=== GIVEN ENTRIES ===

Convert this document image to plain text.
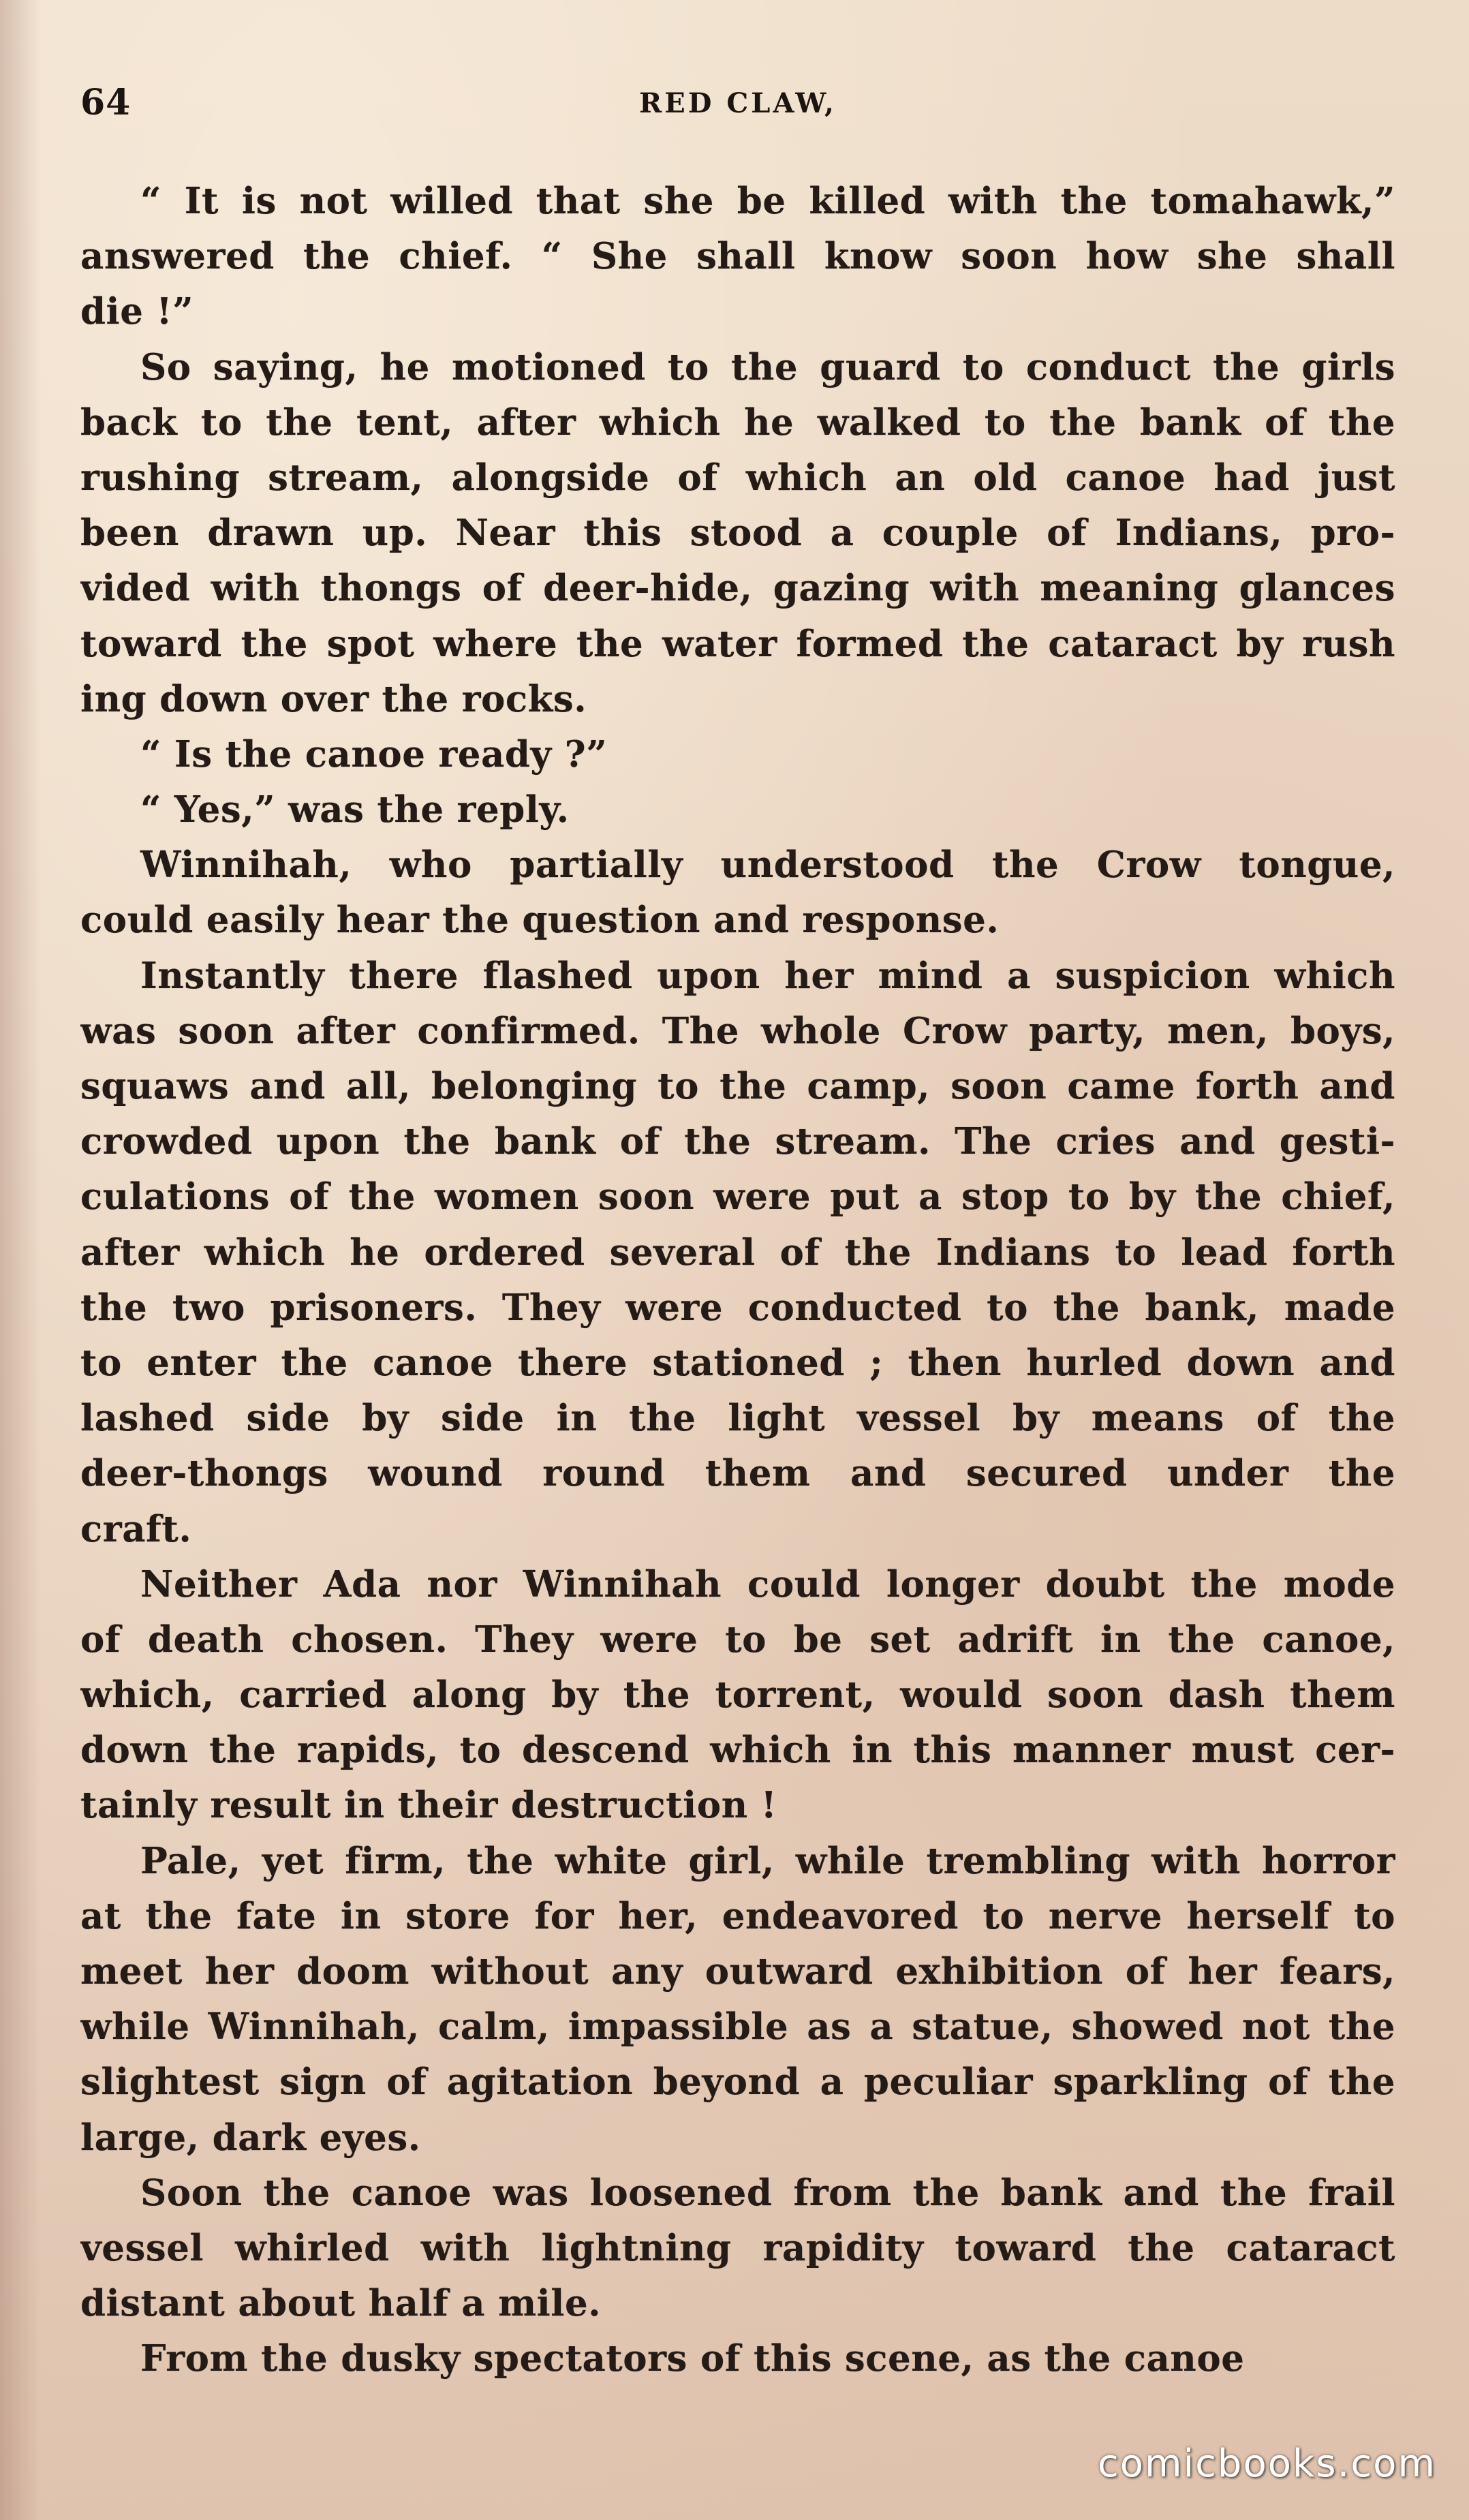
64	RED CLAW,
“ It is not willed that she be killed with the tomahawk,”
answered the chief. “ She shall know soon how she shall
die !”
So saying, he motioned to the guard to conduct the girls
back to the tent, after which he walked to the bank of the
rushing stream, alongside of which an old canoe had just
been drawn up. Near this stood a couple of Indians, pro-
vided with thongs of deer-hide, gazing with meaning glances
toward the spot where the water formed the cataract by rush
ing down over the rocks.
“ Is the canoe ready ?”
“ Yes,” was the reply.
Winnihah, who partially understood the Crow tongue,
could easily hear the question and response.
Instantly there flashed upon her mind a suspicion which
was soon after confirmed. The whole Crow party, men, boys,
squaws and all, belonging to the camp, soon came forth and
crowded upon the bank of the stream. The cries and gesti-
culations of the women soon were put a stop to by the chief,
after which he ordered several of the Indians to lead forth
the two prisoners. They were conducted to the bank, made
to enter the canoe there stationed ; then hurled down and
lashed side by side in the light vessel by means of the
deer-thongs wound round them and secured under the
craft.
Neither Ada nor Winnihah could longer doubt the mode
of death chosen. They were to be set adrift in the canoe,
which, carried along by the torrent, would soon dash them
down the rapids, to descend which in this manner must cer-
tainly result in their destruction !
Pale, yet firm, the white girl, while trembling with horror
at the fate in store for her, endeavored to nerve herself to
meet her doom without any outward exhibition of her fears,
while Winnihah, calm, impassible as a statue, showed not the
slightest sign of agitation beyond a peculiar sparkling of the
large, dark eyes.
Soon the canoe was loosened from the bank and the frail
vessel whirled with lightning rapidity toward the cataract
distant about half a mile.
From the dusky spectators of this scene, as the canoe
comicbooks.com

===

◆ OBJECTIVE ◆
Copy out every line from the material above in which the word "Winnihah" appears.

◆ OUTPUT OF THE EXERCISE ◆
Winnihah, who partially understood the Crow tongue,
Neither Ada nor Winnihah could longer doubt the mode
while Winnihah, calm, impassible as a statue, showed not the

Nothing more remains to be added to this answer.